Lift every line from the entries that includes the word "styre".
** START OF Dataset **
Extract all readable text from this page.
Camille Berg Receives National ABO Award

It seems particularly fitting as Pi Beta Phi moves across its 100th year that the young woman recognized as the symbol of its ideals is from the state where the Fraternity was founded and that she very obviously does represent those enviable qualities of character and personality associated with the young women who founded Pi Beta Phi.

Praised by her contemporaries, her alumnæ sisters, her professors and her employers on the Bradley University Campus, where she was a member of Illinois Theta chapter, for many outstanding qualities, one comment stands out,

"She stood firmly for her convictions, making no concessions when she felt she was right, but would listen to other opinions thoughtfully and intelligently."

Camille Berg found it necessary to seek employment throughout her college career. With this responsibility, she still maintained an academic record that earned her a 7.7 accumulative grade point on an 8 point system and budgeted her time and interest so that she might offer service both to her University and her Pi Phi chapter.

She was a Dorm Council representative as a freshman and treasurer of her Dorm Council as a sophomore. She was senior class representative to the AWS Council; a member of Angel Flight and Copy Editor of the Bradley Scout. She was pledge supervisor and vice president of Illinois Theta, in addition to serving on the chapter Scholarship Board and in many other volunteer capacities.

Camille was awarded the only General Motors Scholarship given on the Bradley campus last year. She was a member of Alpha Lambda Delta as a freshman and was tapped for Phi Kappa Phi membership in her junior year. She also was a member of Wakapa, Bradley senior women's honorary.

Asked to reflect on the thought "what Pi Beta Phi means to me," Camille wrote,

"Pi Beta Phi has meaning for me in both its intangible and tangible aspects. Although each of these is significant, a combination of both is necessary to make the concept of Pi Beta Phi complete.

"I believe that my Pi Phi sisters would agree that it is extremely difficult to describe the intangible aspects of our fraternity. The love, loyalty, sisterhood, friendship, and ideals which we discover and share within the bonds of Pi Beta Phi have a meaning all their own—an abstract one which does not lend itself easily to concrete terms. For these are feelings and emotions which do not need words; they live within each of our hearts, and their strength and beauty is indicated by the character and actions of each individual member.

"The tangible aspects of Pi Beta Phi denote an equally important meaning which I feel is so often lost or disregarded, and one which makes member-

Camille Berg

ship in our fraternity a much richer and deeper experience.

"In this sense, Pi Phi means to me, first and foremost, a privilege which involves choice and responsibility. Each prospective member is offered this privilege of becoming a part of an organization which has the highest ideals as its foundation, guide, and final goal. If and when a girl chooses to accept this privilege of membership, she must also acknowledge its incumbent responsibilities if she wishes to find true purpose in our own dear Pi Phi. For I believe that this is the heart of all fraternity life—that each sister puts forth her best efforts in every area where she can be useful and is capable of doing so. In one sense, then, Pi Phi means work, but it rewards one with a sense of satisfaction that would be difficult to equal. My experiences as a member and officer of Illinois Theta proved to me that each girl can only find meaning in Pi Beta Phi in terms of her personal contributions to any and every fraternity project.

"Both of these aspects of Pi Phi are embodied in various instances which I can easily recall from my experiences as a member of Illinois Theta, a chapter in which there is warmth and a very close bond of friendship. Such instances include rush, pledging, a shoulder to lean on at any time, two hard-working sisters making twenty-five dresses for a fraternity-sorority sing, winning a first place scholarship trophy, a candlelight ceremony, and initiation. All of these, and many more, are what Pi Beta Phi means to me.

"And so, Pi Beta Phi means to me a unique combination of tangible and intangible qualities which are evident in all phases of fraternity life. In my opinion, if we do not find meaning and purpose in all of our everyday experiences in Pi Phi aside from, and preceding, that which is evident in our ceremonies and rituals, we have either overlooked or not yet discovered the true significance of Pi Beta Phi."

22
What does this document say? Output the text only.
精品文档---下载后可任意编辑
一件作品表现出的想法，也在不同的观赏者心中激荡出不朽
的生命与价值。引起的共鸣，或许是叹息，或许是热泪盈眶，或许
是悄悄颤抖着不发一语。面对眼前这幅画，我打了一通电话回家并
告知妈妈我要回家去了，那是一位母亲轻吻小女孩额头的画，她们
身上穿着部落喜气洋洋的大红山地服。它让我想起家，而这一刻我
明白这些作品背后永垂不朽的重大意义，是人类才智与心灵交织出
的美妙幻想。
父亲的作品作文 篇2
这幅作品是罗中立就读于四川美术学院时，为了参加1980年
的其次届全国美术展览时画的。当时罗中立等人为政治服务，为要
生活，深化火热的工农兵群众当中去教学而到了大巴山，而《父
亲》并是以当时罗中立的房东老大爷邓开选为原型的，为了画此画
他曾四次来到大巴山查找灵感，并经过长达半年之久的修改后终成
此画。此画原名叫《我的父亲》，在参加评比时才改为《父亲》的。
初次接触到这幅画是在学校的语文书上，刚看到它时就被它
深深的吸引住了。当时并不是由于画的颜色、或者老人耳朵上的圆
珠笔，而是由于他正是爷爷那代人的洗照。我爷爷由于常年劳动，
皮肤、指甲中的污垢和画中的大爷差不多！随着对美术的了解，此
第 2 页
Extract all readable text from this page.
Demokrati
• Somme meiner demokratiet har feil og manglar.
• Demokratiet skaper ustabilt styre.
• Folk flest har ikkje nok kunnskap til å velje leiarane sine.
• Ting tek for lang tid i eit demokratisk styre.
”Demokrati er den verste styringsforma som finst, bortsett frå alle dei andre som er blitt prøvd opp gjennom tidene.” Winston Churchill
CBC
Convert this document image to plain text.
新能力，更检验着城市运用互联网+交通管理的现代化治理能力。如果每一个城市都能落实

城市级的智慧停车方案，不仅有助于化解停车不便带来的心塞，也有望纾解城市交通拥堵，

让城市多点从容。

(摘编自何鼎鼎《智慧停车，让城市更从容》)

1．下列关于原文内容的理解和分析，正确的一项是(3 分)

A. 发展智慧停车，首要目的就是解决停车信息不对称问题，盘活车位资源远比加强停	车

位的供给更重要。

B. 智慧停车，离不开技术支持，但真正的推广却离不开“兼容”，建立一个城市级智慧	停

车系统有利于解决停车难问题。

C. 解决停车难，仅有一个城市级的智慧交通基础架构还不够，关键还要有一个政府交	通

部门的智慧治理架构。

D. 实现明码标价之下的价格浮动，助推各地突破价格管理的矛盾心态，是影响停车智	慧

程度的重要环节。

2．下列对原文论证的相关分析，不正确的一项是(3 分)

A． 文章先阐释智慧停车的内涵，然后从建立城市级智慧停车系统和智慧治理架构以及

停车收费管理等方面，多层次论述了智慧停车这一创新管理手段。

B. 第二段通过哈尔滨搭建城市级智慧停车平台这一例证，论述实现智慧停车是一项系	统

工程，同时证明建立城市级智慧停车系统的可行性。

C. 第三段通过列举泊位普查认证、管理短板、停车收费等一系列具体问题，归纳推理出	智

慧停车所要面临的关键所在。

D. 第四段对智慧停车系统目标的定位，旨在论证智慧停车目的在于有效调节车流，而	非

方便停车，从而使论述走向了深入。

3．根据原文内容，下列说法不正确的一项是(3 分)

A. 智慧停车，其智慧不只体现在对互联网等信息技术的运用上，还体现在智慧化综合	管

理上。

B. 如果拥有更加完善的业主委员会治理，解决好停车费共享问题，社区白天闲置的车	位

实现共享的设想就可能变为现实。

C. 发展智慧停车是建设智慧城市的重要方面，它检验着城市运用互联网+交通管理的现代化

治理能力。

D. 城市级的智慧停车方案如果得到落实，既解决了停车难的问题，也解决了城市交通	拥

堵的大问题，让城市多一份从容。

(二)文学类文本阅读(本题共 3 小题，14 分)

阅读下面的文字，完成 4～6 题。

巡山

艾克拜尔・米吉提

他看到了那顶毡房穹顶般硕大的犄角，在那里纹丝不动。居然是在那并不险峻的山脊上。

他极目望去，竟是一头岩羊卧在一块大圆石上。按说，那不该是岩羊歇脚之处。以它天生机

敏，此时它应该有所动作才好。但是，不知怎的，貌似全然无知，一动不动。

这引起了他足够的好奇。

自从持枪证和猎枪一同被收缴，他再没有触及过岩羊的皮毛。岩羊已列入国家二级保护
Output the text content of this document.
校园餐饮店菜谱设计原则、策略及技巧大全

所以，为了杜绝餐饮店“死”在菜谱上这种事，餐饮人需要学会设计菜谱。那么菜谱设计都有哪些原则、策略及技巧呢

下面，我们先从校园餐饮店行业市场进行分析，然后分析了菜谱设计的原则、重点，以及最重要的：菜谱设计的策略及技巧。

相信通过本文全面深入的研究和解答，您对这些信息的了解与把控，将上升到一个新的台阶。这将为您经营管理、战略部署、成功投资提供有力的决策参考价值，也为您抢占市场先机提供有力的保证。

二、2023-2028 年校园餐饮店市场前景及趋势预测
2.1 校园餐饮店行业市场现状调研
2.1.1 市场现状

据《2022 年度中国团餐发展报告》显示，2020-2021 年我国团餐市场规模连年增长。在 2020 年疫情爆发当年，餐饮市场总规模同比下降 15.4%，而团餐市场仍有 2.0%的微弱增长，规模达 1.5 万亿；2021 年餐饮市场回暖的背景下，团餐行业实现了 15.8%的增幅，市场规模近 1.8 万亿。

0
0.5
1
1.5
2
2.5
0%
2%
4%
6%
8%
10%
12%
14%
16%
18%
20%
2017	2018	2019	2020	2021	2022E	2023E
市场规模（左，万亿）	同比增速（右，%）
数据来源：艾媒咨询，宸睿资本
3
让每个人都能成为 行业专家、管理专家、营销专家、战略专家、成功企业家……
** END OF Dataset **
- **Output of the task**
• Demokratiet skaper ustabilt styre.
• Ting tek for lang tid i eit demokratisk styre.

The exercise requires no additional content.